== STATED TASK ==
Repeat every record below exactly, omitting any pictures.
----- PROVIDED MATERIAL
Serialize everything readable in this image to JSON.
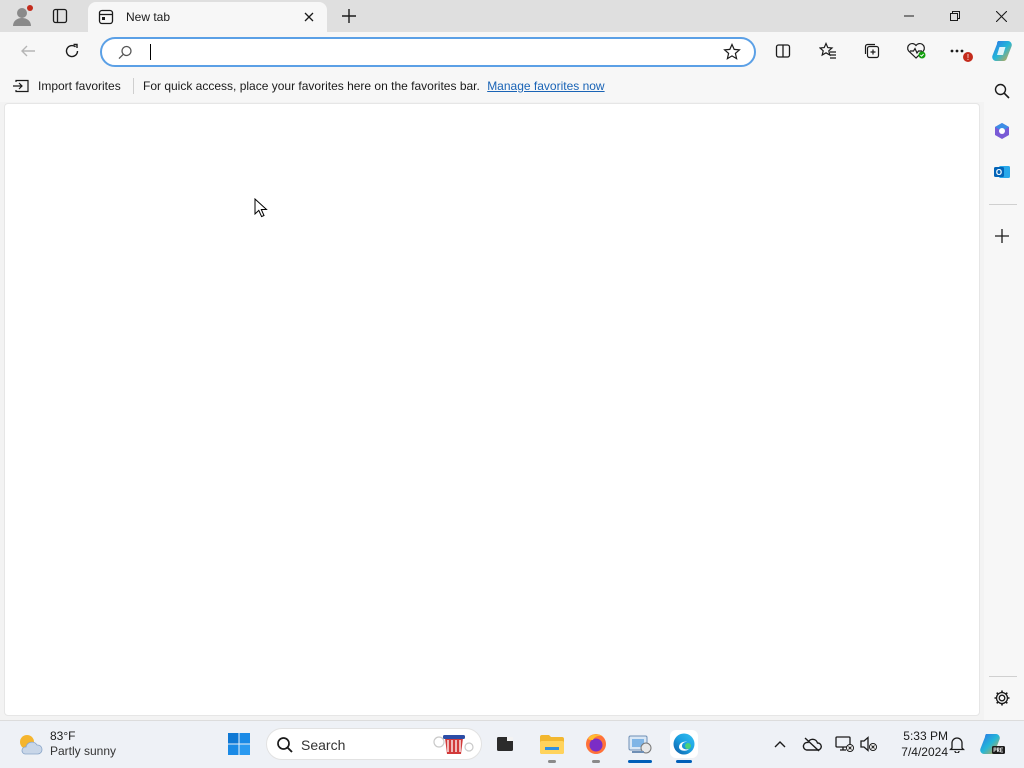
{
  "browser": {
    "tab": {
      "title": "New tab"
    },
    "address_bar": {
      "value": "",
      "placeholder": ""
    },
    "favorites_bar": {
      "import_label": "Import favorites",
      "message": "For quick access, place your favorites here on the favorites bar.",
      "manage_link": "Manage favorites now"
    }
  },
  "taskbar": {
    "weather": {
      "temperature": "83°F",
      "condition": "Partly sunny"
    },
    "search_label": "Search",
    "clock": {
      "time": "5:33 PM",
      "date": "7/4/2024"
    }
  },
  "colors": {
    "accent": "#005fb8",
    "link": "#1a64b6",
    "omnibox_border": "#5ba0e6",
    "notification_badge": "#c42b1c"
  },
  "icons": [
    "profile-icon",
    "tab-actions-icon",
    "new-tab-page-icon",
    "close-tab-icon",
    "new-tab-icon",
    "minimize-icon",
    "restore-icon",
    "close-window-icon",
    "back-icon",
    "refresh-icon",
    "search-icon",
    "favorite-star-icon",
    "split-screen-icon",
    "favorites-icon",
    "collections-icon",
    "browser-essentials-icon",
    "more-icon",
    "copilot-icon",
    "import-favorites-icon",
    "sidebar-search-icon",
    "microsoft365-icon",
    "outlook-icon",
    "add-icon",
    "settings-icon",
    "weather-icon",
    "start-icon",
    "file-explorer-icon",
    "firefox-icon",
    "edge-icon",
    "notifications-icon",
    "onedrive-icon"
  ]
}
----------
== THE OUTPUT ==
Serialize everything readable in this image to JSON.
{
  "browser": {
    "tab": {
      "title": "New tab"
    },
    "address_bar": {
      "value": "",
      "placeholder": ""
    },
    "favorites_bar": {
      "import_label": "Import favorites",
      "message": "For quick access, place your favorites here on the favorites bar.",
      "manage_link": "Manage favorites now"
    }
  },
  "taskbar": {
    "weather": {
      "temperature": "83°F",
      "condition": "Partly sunny"
    },
    "search_label": "Search",
    "clock": {
      "time": "5:33 PM",
      "date": "7/4/2024"
    }
  },
  "colors": {
    "accent": "#005fb8",
    "link": "#1a64b6",
    "omnibox_border": "#5ba0e6",
    "notification_badge": "#c42b1c"
  },
  "icons": [
    "profile-icon",
    "tab-actions-icon",
    "new-tab-page-icon",
    "close-tab-icon",
    "new-tab-icon",
    "minimize-icon",
    "restore-icon",
    "close-window-icon",
    "back-icon",
    "refresh-icon",
    "search-icon",
    "favorite-star-icon",
    "split-screen-icon",
    "favorites-icon",
    "collections-icon",
    "browser-essentials-icon",
    "more-icon",
    "copilot-icon",
    "import-favorites-icon",
    "sidebar-search-icon",
    "microsoft365-icon",
    "outlook-icon",
    "add-icon",
    "settings-icon",
    "weather-icon",
    "start-icon",
    "file-explorer-icon",
    "firefox-icon",
    "edge-icon",
    "notifications-icon",
    "onedrive-icon"
  ]
}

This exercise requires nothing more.